** begin Stored records **
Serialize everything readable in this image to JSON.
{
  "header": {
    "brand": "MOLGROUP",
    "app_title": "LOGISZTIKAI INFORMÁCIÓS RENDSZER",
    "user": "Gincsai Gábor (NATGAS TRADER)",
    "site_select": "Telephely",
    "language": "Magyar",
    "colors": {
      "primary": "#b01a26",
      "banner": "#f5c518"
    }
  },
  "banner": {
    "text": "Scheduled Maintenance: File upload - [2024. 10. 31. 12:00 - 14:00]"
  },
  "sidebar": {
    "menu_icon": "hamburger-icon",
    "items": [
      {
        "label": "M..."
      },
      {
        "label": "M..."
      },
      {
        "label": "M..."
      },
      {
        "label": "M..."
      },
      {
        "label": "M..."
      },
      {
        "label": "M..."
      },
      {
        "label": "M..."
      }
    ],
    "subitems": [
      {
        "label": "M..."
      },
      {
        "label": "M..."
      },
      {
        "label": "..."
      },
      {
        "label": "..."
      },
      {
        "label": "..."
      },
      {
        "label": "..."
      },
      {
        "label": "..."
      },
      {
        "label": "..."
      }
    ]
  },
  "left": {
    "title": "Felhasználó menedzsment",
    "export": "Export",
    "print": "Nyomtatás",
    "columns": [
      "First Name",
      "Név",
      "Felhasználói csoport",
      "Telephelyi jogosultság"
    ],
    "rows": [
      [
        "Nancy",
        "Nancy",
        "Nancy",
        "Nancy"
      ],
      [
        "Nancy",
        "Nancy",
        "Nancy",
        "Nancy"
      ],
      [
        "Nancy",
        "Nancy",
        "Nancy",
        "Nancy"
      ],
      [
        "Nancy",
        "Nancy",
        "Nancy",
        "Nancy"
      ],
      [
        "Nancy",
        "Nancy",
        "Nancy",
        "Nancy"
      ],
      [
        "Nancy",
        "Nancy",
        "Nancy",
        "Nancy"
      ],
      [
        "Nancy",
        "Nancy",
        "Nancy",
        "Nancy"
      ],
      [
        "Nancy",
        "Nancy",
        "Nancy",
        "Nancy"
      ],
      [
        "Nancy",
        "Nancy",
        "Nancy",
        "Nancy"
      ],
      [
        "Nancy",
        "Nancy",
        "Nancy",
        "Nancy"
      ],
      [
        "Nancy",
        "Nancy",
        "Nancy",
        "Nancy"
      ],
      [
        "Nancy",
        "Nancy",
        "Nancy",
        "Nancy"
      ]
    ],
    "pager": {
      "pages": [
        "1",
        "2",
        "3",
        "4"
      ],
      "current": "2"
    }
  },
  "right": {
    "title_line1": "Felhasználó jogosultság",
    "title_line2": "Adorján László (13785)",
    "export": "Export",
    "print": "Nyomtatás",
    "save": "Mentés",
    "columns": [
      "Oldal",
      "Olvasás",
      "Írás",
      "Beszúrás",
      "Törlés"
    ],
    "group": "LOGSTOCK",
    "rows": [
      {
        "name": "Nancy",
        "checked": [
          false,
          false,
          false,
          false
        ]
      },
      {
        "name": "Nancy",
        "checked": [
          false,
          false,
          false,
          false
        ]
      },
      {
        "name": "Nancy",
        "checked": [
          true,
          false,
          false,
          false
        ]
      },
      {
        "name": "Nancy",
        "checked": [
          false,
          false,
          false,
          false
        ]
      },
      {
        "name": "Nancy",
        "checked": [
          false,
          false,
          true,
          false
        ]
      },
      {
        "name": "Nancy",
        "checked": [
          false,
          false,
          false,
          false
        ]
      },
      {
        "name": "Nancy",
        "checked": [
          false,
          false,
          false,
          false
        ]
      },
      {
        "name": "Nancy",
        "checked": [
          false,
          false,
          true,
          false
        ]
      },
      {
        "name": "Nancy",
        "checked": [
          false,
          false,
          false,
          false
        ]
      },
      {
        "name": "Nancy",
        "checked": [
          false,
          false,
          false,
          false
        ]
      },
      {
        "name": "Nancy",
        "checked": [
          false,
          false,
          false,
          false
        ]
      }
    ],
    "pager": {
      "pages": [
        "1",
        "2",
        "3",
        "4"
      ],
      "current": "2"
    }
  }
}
** end Stored records **
Looking at the data above, how many lines hold the word "jogosultság"? Respond with the number alone.

> [Output of the exercise]: 2